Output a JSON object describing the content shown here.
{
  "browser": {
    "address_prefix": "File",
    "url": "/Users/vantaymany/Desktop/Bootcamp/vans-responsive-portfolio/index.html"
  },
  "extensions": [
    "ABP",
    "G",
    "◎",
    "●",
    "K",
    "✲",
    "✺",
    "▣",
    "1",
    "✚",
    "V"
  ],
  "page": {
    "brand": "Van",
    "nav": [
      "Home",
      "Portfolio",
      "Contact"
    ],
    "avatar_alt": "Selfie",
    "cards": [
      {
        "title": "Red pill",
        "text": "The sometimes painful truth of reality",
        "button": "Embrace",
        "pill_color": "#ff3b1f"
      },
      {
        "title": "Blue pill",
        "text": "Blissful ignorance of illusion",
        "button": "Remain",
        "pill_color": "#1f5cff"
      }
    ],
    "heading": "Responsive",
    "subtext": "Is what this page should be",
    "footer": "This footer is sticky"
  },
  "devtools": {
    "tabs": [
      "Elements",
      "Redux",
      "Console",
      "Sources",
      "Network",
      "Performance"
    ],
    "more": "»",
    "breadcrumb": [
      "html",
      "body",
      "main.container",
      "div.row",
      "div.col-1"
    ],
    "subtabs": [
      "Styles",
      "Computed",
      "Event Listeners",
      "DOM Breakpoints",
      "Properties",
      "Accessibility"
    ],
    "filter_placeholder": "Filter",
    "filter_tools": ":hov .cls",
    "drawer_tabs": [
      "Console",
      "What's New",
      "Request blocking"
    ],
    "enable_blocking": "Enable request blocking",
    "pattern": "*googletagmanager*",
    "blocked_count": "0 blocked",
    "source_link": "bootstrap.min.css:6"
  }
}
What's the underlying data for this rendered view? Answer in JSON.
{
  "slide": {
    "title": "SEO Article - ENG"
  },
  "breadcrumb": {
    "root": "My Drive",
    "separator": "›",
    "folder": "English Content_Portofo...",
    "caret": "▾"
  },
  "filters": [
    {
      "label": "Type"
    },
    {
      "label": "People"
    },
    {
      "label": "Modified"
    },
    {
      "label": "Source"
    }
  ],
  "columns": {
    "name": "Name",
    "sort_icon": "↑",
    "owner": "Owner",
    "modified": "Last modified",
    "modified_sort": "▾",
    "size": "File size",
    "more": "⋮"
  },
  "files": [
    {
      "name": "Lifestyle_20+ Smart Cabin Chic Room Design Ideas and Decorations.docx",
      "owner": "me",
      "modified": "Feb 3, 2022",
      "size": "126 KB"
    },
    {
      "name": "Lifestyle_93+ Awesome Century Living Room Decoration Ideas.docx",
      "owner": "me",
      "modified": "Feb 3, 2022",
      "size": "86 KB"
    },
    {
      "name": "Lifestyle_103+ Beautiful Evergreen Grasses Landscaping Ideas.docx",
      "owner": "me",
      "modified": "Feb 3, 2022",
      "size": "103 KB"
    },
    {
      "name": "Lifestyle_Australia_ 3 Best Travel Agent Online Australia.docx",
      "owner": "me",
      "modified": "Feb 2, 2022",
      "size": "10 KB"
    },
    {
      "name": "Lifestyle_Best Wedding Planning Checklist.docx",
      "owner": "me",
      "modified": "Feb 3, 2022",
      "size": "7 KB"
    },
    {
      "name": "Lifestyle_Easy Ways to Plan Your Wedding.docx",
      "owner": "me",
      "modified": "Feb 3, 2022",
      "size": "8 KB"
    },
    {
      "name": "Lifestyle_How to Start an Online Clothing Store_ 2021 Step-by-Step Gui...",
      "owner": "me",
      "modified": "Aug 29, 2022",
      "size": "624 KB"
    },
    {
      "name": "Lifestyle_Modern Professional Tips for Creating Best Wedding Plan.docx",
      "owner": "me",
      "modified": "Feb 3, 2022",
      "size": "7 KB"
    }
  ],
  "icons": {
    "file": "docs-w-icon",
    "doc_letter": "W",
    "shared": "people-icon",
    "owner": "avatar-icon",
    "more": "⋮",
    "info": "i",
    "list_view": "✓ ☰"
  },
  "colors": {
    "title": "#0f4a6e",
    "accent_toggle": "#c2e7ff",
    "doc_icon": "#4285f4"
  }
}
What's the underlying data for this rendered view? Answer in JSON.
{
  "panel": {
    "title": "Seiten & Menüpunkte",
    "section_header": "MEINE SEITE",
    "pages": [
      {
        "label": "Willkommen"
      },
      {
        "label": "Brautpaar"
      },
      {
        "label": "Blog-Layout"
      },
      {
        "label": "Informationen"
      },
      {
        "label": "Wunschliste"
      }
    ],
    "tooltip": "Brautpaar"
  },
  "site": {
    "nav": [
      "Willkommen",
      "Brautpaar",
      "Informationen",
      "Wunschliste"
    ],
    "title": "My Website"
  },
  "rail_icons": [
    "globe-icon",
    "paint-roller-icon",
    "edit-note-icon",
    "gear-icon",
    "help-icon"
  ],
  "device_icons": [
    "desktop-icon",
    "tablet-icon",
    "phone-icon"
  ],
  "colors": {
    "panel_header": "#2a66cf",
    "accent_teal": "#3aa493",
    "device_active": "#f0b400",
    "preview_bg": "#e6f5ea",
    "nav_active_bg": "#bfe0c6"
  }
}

*REQUIREMENT*
In the entries above, count each line with "title"; reply with the total only.

*PROBLEM SOLUTION*
6